■ **Written instruction**
Skip every picture, and copy exactly the lines from the one containing "Give me the" to the end of the data.

■ **Task input**

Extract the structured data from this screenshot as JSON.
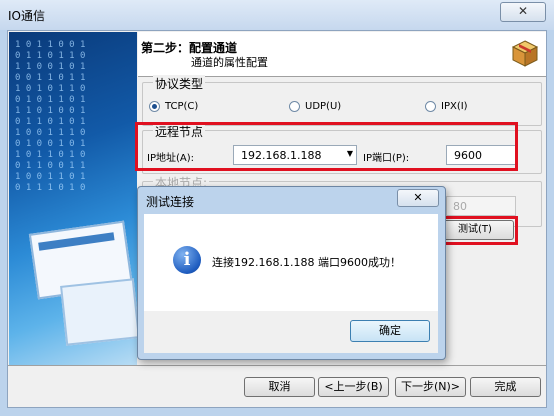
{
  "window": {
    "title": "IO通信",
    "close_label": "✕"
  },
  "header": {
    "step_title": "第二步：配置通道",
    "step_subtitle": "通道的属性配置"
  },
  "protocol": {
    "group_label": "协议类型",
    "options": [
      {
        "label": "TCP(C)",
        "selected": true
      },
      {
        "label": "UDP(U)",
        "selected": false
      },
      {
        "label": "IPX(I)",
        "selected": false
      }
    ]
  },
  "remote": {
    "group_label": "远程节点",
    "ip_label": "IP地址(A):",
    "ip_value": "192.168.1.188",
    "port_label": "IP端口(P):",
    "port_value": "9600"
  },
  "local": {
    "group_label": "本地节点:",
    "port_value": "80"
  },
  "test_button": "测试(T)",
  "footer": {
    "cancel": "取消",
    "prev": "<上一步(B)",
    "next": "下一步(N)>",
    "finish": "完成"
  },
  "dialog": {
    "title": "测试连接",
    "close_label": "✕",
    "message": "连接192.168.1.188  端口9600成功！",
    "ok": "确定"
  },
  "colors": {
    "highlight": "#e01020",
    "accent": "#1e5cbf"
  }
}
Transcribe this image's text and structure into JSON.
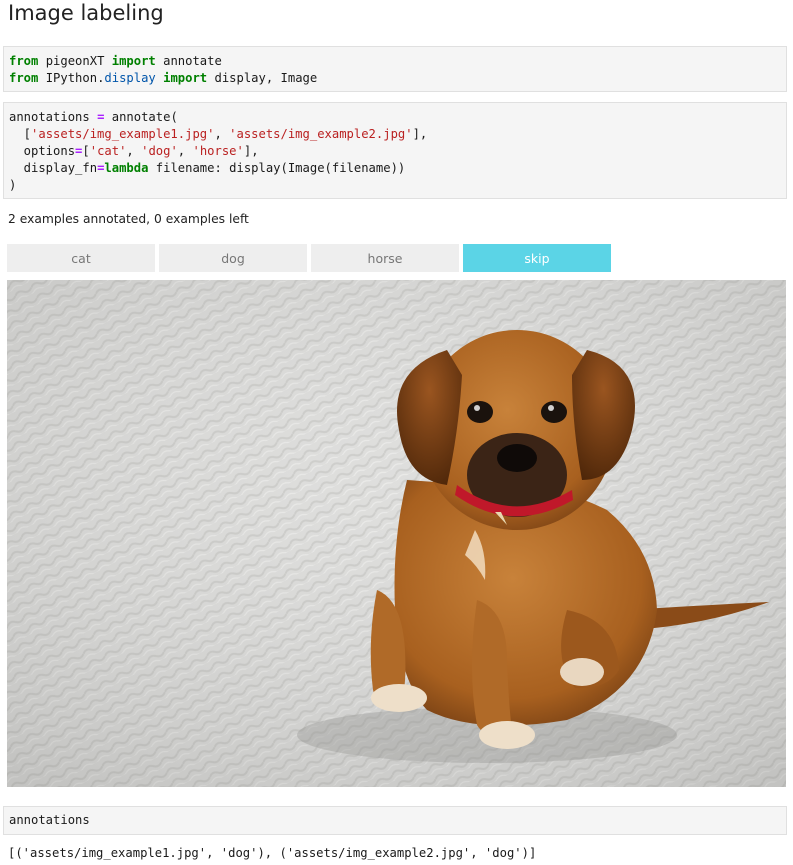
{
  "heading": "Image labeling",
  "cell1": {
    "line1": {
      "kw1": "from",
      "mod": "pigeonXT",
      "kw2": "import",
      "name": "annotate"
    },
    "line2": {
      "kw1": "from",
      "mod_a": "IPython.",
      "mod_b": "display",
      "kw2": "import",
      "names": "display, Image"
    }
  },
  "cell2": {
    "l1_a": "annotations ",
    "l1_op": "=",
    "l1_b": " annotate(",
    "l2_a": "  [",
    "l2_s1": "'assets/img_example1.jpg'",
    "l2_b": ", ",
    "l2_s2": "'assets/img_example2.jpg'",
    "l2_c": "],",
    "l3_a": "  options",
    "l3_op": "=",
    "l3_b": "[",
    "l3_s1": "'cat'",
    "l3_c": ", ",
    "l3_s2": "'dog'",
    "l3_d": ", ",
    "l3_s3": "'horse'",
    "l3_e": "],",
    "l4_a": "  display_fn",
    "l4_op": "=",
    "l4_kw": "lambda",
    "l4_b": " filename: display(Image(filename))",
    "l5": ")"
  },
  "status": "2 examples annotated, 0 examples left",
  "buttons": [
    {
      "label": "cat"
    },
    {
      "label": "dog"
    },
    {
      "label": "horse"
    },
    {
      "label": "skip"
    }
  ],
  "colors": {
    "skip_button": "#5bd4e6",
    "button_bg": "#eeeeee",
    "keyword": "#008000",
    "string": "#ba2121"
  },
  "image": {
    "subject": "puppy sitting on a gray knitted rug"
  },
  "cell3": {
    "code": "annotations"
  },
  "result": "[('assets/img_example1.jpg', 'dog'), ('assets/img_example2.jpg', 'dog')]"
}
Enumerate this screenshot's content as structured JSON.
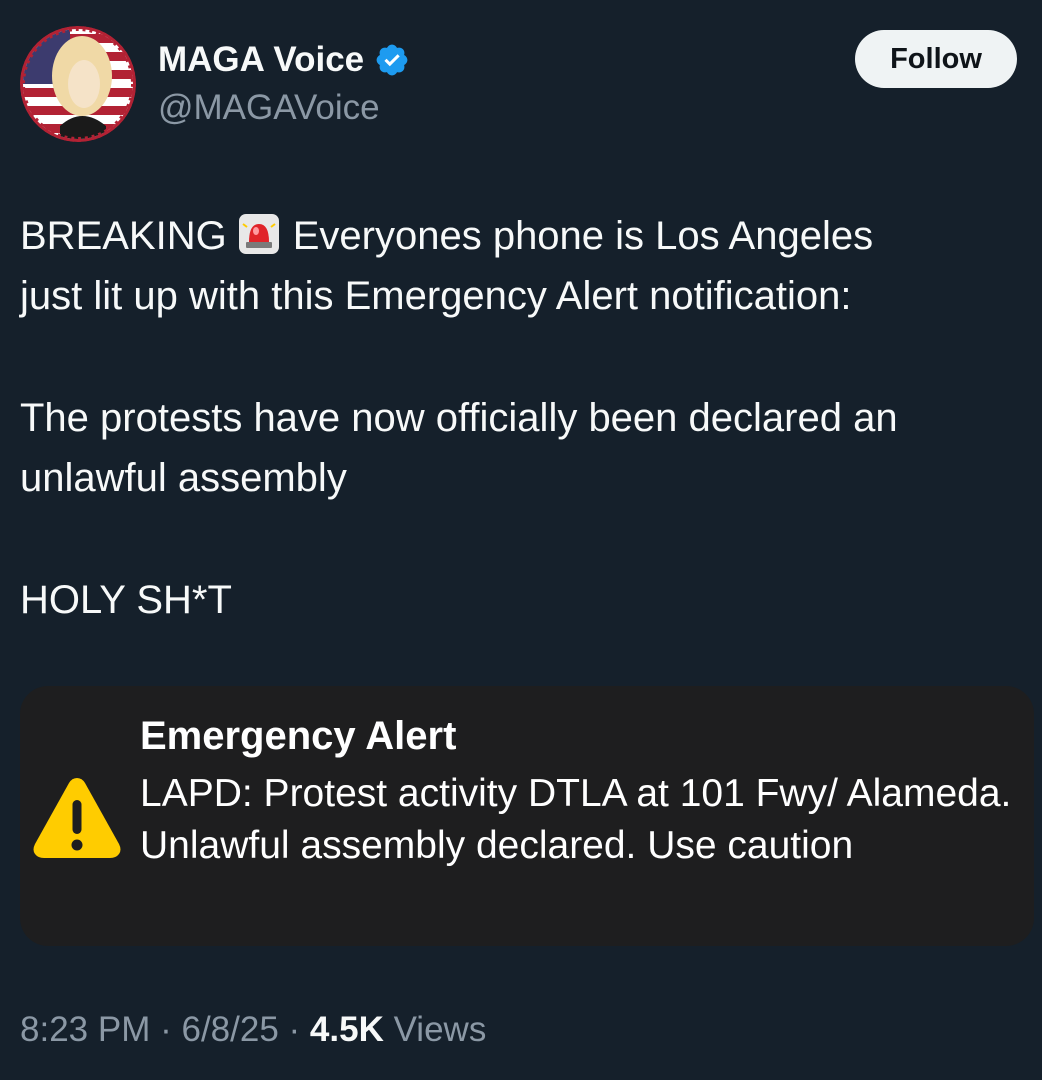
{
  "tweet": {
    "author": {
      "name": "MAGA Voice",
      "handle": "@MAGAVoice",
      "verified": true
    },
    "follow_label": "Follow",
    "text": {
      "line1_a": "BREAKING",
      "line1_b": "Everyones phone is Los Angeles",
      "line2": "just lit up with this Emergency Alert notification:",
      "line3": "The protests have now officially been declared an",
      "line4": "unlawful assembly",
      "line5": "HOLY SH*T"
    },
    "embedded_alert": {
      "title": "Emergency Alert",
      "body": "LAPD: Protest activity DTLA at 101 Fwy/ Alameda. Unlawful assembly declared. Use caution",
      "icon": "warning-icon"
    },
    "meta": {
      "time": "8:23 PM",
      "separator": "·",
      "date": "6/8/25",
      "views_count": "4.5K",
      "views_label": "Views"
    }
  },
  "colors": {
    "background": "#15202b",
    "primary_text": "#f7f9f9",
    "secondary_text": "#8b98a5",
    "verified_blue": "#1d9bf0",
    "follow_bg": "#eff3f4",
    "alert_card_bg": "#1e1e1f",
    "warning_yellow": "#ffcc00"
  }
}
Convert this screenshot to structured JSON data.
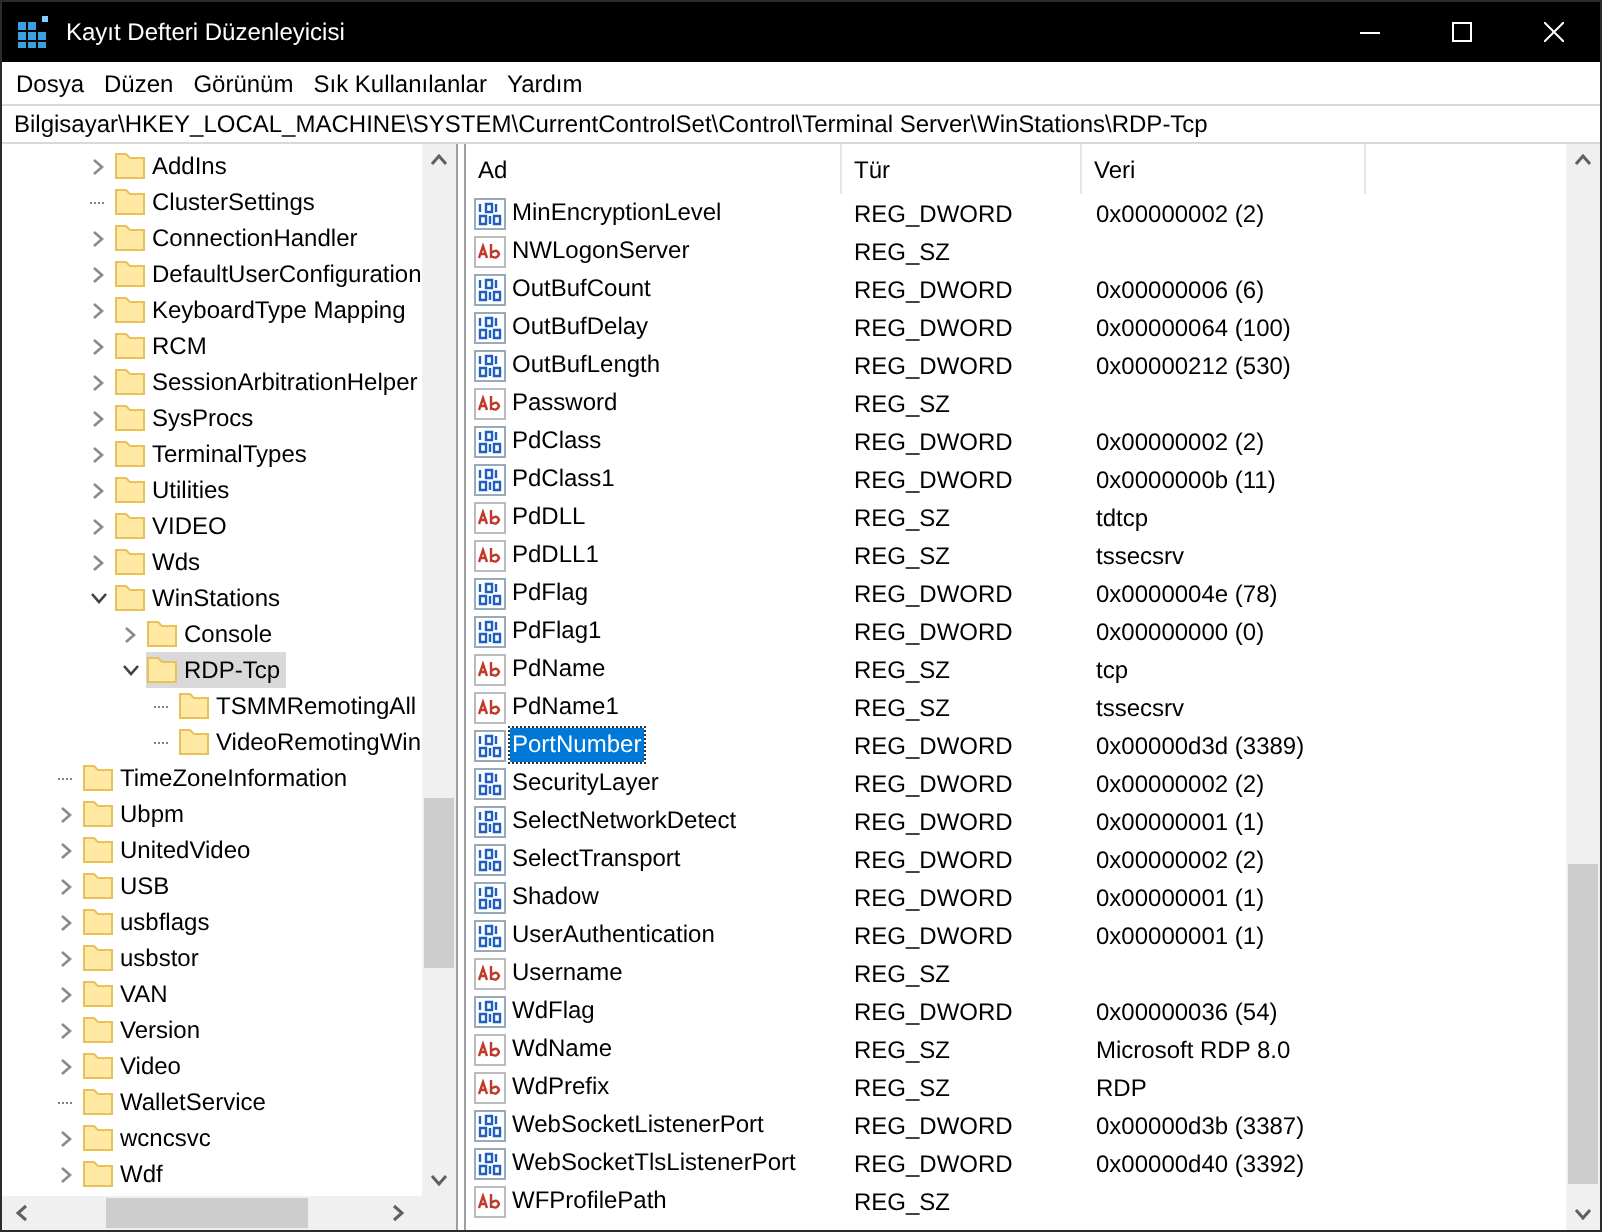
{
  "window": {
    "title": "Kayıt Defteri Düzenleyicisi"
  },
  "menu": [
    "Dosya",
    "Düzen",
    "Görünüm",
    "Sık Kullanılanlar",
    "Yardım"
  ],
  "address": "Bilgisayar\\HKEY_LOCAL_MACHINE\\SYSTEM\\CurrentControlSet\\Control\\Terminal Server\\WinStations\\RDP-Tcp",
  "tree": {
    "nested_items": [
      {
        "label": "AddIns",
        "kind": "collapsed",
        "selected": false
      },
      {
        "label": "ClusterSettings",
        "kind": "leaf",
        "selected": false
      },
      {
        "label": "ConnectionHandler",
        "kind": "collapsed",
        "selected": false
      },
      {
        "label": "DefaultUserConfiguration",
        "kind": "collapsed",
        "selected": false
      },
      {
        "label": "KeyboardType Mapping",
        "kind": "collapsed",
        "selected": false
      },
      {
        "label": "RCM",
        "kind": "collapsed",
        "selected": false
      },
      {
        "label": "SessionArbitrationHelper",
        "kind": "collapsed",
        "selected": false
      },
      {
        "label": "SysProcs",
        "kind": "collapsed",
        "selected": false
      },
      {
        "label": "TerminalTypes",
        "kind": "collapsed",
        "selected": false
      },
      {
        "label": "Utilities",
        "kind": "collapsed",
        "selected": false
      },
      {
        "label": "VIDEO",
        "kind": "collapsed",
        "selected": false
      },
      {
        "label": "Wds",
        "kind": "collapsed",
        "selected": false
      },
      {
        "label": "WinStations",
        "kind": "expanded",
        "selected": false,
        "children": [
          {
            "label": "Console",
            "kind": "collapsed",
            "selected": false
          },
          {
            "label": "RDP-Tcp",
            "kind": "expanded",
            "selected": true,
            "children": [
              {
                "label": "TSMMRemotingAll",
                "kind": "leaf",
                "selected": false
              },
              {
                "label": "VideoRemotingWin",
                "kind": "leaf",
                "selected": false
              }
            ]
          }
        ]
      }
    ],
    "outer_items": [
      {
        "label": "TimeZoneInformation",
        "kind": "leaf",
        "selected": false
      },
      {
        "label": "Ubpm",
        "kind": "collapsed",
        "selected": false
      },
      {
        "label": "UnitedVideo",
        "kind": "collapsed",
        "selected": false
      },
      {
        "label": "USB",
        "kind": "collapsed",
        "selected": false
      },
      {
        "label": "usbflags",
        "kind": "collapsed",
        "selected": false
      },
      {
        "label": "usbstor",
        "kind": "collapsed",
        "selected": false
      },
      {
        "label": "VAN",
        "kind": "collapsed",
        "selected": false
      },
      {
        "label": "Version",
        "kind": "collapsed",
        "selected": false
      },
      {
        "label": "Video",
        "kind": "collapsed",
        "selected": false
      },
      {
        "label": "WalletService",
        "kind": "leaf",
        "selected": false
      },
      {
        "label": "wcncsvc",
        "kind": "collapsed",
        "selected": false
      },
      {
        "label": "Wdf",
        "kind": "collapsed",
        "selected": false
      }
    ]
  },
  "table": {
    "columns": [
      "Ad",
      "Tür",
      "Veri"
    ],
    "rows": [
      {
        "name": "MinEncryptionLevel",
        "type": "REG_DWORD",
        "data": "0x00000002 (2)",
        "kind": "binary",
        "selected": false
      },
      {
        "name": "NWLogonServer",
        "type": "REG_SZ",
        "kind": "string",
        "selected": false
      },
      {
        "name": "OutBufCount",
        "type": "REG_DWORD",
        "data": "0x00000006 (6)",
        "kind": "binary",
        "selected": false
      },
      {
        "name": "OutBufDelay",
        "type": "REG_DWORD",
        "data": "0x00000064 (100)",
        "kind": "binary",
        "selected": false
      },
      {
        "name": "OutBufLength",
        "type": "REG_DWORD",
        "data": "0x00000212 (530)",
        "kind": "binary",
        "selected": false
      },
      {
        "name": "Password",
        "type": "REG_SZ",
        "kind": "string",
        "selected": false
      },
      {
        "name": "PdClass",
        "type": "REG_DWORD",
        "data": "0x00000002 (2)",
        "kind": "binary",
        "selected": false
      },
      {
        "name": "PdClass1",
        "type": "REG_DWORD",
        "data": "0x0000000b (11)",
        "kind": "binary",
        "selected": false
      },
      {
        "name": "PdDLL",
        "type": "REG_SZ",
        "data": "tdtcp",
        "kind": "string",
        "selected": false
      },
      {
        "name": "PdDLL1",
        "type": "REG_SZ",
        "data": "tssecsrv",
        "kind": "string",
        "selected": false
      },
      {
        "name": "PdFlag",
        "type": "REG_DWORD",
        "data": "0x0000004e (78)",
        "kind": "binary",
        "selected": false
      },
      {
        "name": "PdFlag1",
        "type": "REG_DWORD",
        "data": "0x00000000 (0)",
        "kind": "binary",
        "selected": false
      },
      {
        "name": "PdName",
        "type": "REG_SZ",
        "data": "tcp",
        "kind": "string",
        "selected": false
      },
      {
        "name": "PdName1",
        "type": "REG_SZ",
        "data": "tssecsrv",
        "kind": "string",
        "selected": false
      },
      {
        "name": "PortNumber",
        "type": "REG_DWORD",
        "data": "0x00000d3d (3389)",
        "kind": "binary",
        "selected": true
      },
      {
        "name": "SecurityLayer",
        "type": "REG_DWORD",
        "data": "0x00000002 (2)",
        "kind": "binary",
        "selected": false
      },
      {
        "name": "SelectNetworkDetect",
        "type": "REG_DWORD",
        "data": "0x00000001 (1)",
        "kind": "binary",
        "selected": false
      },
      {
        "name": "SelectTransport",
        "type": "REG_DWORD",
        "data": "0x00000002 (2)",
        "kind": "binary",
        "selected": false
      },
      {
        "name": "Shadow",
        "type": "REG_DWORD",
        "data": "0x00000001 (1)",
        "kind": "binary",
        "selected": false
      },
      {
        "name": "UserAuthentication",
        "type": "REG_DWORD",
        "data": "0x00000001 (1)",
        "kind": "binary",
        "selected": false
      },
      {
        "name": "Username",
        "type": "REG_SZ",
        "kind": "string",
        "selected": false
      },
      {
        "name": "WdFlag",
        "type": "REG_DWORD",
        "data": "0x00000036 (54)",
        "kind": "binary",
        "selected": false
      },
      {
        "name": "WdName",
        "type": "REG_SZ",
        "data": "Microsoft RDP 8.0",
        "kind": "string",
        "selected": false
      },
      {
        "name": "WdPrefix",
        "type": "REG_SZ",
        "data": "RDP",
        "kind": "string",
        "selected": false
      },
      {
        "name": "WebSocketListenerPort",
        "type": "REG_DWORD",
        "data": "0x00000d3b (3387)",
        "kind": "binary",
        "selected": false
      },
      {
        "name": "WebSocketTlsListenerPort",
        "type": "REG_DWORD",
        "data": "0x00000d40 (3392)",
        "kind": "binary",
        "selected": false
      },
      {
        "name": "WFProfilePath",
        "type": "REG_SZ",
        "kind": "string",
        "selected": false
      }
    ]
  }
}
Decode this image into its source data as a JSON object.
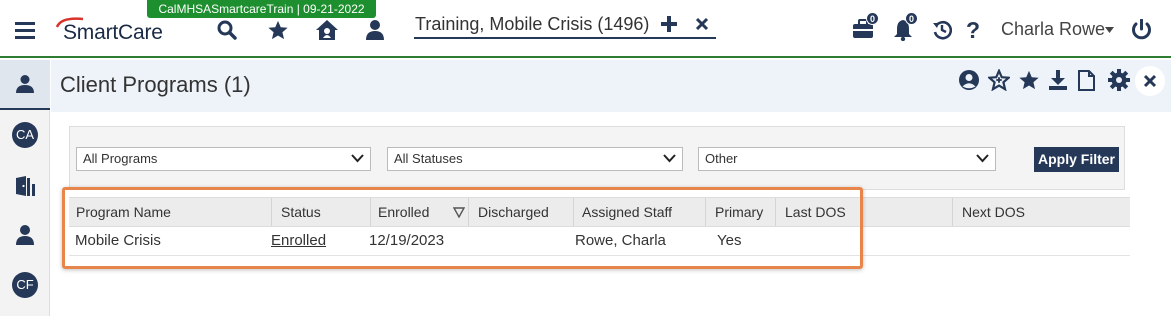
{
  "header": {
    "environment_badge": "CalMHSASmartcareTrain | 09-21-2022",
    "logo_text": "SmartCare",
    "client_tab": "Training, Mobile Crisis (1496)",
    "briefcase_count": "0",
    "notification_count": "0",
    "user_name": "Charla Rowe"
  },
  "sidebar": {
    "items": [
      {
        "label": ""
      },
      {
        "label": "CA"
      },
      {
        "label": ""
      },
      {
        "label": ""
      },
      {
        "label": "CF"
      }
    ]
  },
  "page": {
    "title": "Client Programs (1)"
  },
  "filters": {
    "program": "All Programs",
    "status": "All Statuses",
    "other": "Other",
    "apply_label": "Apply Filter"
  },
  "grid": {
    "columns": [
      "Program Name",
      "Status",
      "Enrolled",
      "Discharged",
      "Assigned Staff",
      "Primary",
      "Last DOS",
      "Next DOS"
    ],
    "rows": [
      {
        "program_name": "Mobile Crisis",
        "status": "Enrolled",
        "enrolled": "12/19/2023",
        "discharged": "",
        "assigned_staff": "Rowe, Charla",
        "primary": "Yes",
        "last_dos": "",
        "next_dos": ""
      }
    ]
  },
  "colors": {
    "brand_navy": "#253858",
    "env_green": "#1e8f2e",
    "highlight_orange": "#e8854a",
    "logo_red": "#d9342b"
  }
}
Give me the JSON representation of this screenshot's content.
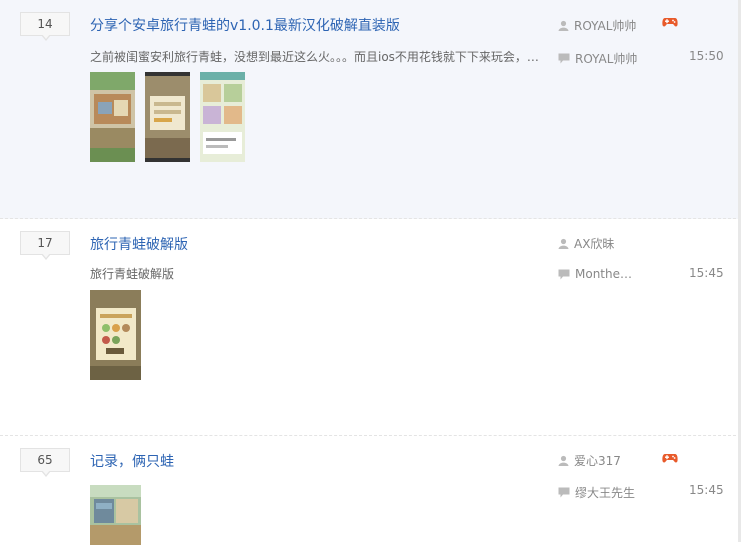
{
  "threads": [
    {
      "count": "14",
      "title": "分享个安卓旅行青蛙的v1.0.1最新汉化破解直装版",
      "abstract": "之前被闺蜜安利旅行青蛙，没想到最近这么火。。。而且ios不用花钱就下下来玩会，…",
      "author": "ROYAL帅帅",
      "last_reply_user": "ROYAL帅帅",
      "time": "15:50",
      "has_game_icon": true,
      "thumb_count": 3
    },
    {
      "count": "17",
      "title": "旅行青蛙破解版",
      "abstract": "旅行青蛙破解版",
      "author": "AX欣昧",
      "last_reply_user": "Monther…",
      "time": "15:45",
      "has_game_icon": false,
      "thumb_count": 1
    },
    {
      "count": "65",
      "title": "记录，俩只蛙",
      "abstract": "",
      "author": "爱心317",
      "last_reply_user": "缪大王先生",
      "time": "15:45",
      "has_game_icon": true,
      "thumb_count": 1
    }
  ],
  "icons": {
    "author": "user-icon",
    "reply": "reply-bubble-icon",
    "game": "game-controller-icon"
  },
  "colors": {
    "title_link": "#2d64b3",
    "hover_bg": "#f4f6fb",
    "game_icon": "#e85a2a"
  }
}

■ **Answer in full**
Give me the JSON representation of this screenshot's content.
{
  "threads": [
    {
      "count": "14",
      "title": "分享个安卓旅行青蛙的v1.0.1最新汉化破解直装版",
      "abstract": "之前被闺蜜安利旅行青蛙，没想到最近这么火。。。而且ios不用花钱就下下来玩会，…",
      "author": "ROYAL帅帅",
      "last_reply_user": "ROYAL帅帅",
      "time": "15:50",
      "has_game_icon": true,
      "thumb_count": 3
    },
    {
      "count": "17",
      "title": "旅行青蛙破解版",
      "abstract": "旅行青蛙破解版",
      "author": "AX欣昧",
      "last_reply_user": "Monther…",
      "time": "15:45",
      "has_game_icon": false,
      "thumb_count": 1
    },
    {
      "count": "65",
      "title": "记录，俩只蛙",
      "abstract": "",
      "author": "爱心317",
      "last_reply_user": "缪大王先生",
      "time": "15:45",
      "has_game_icon": true,
      "thumb_count": 1
    }
  ],
  "icons": {
    "author": "user-icon",
    "reply": "reply-bubble-icon",
    "game": "game-controller-icon"
  },
  "colors": {
    "title_link": "#2d64b3",
    "hover_bg": "#f4f6fb",
    "game_icon": "#e85a2a"
  }
}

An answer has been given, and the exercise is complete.